TASK REQUIREMENTS -> Every line of the data that contains the string "this" must be copied.
***** TASK INPUTS
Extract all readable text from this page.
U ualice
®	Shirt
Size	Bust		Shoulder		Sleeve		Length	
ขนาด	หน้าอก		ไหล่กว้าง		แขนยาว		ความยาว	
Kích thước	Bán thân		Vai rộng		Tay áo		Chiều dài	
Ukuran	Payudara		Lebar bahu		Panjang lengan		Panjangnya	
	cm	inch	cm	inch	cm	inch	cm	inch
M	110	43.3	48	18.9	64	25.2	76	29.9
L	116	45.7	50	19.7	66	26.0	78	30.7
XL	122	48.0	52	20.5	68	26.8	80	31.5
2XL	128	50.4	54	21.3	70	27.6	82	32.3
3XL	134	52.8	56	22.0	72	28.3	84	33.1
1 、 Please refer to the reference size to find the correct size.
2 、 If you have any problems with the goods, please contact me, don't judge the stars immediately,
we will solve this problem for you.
**********
CORRECT RESPONSE ->
Extract all readable text from this page.
we will solve this problem for you.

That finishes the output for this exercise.